[Data records]
** Begin **
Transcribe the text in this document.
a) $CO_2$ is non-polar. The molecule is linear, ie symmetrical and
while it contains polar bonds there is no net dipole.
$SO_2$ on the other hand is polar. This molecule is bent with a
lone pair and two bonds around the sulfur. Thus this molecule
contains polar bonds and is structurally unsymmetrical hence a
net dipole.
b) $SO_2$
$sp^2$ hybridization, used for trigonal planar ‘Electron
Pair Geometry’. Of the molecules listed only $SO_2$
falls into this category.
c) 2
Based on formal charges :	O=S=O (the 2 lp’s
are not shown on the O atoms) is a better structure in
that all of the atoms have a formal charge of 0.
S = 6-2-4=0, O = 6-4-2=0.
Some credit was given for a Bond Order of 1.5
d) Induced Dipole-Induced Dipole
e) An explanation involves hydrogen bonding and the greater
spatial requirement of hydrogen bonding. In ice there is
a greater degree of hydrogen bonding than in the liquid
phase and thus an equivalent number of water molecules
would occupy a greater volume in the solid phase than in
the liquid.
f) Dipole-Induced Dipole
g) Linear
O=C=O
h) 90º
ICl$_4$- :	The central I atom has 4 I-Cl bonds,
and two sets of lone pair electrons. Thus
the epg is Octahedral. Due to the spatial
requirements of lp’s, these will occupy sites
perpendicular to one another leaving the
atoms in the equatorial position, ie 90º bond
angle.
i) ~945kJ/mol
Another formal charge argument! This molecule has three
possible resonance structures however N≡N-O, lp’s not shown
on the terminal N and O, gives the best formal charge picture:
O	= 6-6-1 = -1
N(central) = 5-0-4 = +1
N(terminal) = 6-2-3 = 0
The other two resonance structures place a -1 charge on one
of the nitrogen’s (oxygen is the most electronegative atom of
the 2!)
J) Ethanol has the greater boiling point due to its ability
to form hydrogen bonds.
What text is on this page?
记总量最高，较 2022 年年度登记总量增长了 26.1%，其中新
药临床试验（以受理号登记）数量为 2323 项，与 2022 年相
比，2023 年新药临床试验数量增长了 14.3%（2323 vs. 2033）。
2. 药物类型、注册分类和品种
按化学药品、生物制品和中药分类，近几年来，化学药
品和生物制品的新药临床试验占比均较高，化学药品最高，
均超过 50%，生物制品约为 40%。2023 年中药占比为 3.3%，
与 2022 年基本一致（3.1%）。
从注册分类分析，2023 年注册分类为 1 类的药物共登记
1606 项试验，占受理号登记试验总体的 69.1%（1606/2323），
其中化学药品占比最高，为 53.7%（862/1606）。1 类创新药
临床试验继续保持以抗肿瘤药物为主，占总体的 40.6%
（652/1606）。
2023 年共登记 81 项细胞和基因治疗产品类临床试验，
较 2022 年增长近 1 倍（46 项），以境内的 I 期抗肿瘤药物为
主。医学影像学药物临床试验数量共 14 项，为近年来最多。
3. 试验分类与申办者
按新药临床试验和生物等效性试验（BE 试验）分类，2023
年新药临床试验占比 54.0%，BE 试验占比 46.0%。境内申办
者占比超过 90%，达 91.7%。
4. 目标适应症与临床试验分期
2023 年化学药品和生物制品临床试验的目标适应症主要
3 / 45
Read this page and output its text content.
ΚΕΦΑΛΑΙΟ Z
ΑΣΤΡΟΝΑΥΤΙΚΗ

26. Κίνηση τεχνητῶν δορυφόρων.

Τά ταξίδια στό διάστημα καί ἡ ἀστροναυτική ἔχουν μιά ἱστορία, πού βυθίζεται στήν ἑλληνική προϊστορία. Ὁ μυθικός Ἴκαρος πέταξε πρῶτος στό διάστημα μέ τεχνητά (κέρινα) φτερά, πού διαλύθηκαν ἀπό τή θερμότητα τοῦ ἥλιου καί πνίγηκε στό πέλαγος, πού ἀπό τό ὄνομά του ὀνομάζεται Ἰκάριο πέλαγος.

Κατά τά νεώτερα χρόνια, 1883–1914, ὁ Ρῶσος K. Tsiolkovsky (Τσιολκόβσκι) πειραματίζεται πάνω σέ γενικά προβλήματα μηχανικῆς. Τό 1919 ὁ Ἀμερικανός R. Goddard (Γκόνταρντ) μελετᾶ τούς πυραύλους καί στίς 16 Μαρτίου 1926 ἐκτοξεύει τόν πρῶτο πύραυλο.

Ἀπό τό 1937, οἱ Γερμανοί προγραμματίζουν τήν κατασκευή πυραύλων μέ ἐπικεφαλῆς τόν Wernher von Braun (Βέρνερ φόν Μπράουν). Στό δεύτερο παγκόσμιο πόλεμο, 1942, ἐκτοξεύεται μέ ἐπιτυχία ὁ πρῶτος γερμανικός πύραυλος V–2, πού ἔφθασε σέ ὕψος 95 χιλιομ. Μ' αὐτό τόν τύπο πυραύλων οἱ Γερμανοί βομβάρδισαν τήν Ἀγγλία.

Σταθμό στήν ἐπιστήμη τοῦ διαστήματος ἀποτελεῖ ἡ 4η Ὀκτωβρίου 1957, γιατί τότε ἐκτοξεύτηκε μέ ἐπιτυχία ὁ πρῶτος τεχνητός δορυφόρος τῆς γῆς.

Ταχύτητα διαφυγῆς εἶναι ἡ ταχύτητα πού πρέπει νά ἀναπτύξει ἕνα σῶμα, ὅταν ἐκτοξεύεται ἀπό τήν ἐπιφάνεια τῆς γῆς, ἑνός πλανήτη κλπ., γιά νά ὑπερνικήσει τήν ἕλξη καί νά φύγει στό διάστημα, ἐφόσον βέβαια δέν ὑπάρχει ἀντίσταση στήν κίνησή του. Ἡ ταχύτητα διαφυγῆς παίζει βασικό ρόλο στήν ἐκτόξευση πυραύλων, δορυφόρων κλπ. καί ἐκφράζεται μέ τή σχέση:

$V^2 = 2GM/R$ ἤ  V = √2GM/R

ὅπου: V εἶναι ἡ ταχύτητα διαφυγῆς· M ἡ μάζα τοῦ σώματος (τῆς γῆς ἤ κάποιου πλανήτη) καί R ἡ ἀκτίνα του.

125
** End **
YOUR OBJECTIVE: In the records above, locate the lines holding the word "πυραύλων". Copy each of them.

WRITTEN SOLUTION:
Ἀπό τό 1937, οἱ Γερμανοί προγραμματίζουν τήν κατασκευή πυραύλων μέ ἐπικεφαλῆς τόν Wernher von Braun (Βέρνερ φόν Μπράουν). Στό δεύτερο παγκόσμιο πόλεμο, 1942, ἐκτοξεύεται μέ ἐπιτυχία ὁ πρῶτος γερμανικός πύραυλος V–2, πού ἔφθασε σέ ὕψος 95 χιλιομ. Μ' αὐτό τόν τύπο πυραύλων οἱ Γερμανοί βομβάρδισαν τήν Ἀγγλία.
Ταχύτητα διαφυγῆς εἶναι ἡ ταχύτητα πού πρέπει νά ἀναπτύξει ἕνα σῶμα, ὅταν ἐκτοξεύεται ἀπό τήν ἐπιφάνεια τῆς γῆς, ἑνός πλανήτη κλπ., γιά νά ὑπερνικήσει τήν ἕλξη καί νά φύγει στό διάστημα, ἐφόσον βέβαια δέν ὑπάρχει ἀντίσταση στήν κίνησή του. Ἡ ταχύτητα διαφυγῆς παίζει βασικό ρόλο στήν ἐκτόξευση πυραύλων, δορυφόρων κλπ. καί ἐκφράζεται μέ τή σχέση:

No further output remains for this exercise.